### TO BE DONE
Reply with one number only, the count of lines holding the string "image".

★ ★ ★

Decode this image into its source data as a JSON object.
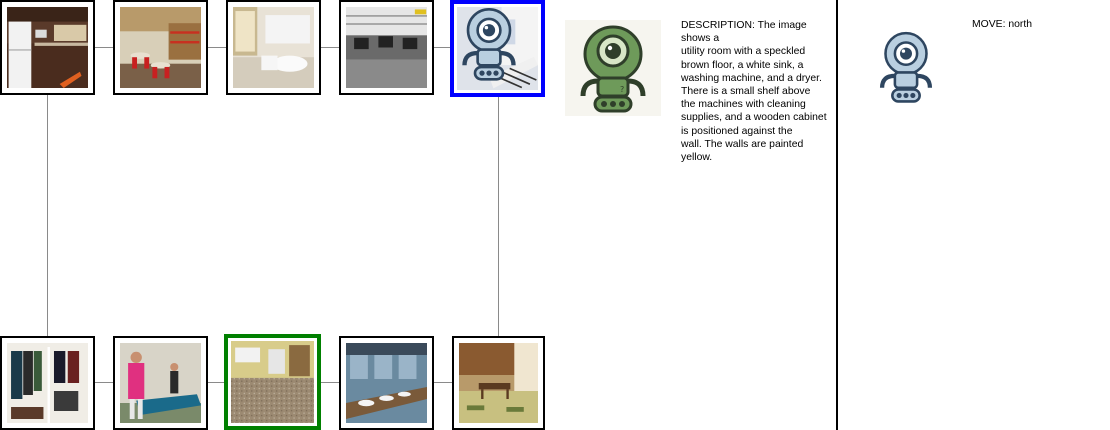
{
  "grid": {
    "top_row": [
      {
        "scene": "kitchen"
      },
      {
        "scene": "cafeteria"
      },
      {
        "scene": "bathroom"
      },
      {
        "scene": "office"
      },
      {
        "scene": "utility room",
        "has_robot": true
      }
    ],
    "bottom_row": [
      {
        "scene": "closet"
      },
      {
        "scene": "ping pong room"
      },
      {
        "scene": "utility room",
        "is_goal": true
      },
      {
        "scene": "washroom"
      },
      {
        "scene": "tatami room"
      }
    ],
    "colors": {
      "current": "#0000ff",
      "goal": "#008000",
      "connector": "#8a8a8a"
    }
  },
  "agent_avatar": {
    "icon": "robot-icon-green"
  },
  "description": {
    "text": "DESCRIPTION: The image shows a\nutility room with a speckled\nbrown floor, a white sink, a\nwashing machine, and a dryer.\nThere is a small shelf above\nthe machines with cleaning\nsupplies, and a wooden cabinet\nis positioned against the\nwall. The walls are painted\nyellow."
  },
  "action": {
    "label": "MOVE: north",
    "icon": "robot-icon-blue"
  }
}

★ ★ ★

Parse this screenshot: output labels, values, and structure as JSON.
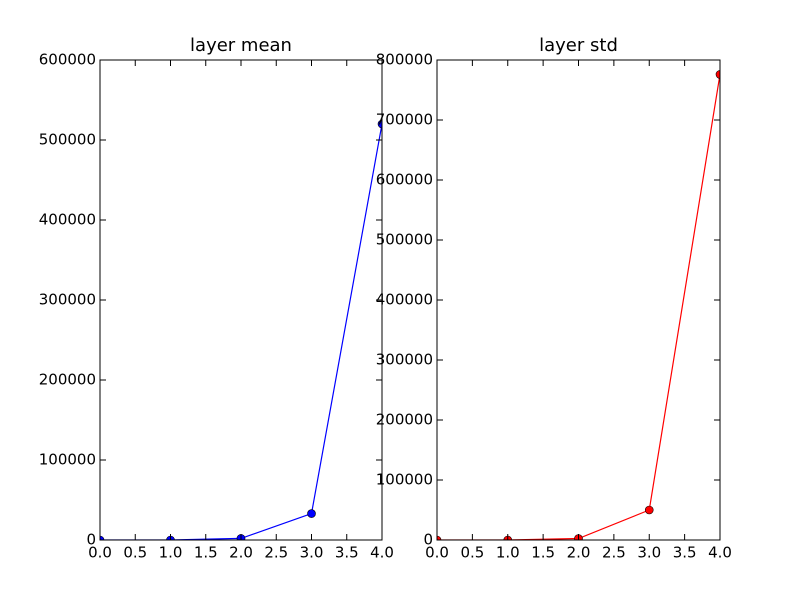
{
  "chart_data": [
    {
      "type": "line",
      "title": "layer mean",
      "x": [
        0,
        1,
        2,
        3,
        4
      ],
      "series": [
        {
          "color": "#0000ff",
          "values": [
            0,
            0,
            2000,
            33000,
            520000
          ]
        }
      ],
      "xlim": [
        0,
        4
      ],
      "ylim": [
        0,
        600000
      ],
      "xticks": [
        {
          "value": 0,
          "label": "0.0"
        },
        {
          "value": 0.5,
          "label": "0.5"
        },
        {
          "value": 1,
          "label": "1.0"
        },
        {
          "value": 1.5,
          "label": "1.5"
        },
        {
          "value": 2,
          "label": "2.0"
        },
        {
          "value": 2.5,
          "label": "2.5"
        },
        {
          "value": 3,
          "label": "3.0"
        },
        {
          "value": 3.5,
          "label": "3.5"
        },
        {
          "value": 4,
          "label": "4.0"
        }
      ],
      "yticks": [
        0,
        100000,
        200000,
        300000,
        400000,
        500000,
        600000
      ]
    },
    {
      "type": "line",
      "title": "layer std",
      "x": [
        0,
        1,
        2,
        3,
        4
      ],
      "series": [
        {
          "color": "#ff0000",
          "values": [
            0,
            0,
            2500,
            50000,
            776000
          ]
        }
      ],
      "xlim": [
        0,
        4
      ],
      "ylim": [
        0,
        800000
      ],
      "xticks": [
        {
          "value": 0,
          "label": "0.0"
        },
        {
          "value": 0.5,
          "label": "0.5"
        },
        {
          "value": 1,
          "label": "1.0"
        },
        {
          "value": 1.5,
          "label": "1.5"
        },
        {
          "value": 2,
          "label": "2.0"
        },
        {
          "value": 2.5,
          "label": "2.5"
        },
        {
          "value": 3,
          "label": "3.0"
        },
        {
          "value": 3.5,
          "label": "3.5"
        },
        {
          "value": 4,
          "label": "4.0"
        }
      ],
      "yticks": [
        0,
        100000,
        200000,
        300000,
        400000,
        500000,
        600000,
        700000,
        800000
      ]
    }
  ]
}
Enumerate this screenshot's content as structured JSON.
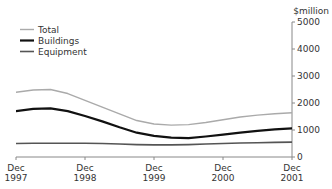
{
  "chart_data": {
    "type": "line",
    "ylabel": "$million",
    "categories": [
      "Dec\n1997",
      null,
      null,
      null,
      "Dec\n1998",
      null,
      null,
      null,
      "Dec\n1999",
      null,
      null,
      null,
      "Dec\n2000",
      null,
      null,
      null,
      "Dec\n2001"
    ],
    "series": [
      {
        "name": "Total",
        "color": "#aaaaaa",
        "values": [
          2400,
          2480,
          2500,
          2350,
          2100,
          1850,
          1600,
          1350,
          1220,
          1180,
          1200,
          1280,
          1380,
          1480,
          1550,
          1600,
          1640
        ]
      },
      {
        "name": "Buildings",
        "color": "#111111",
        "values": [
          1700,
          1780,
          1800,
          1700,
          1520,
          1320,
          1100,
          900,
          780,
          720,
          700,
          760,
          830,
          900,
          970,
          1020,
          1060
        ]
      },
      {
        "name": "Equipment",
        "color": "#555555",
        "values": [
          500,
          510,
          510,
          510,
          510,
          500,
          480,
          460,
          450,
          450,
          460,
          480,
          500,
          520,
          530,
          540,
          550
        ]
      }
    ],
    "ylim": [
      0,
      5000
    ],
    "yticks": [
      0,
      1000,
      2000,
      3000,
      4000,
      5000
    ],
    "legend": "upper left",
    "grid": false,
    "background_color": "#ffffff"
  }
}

★ ★ ★

### WRITTEN ANSWER
2